◆ **MATERIAL**
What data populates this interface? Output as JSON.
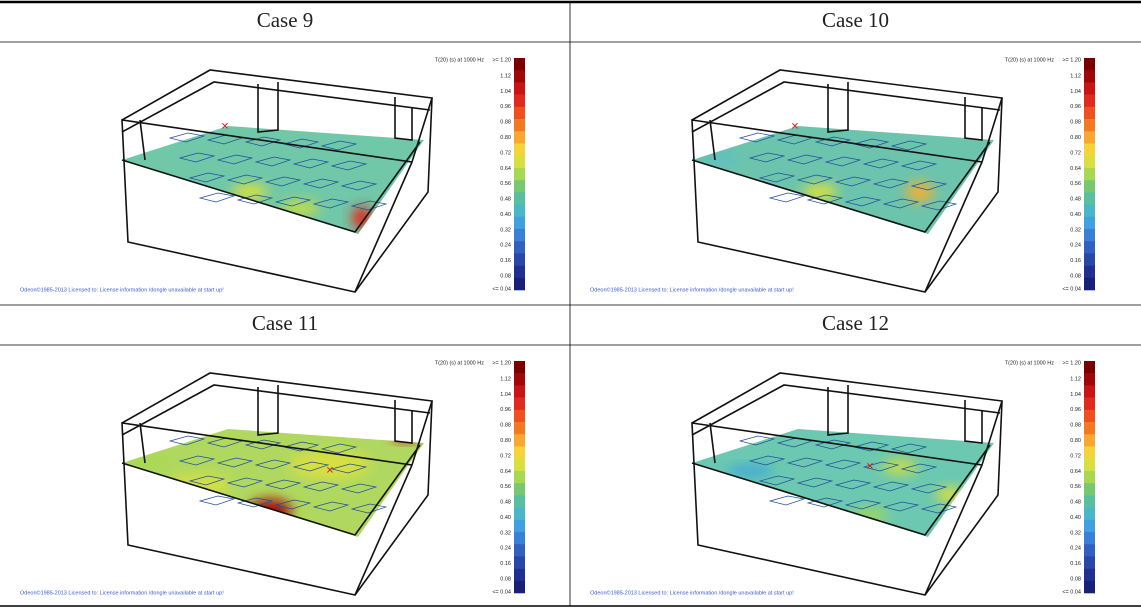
{
  "table": {
    "cells": [
      {
        "header": "Case 9"
      },
      {
        "header": "Case 10"
      },
      {
        "header": "Case 11"
      },
      {
        "header": "Case 12"
      }
    ],
    "legend": {
      "title": "T(20) (s) at 1000 Hz",
      "max_label": ">= 1.20",
      "ticks": [
        "1.12",
        "1.04",
        "0.96",
        "0.88",
        "0.80",
        "0.72",
        "0.64",
        "0.56",
        "0.48",
        "0.40",
        "0.32",
        "0.24",
        "0.16",
        "0.08"
      ],
      "min_label": "<= 0.04"
    },
    "footer": "Odeon©1985-2013   Licensed to: License information /dongle unavailable at start up!"
  }
}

◆ **PROBLEM DETAILS**
Gather each line of the listing containing the word "header" and show it.

◆ **EXERCISE OUTPUT**
        "header": "Case 9"
        "header": "Case 10"
        "header": "Case 11"
        "header": "Case 12"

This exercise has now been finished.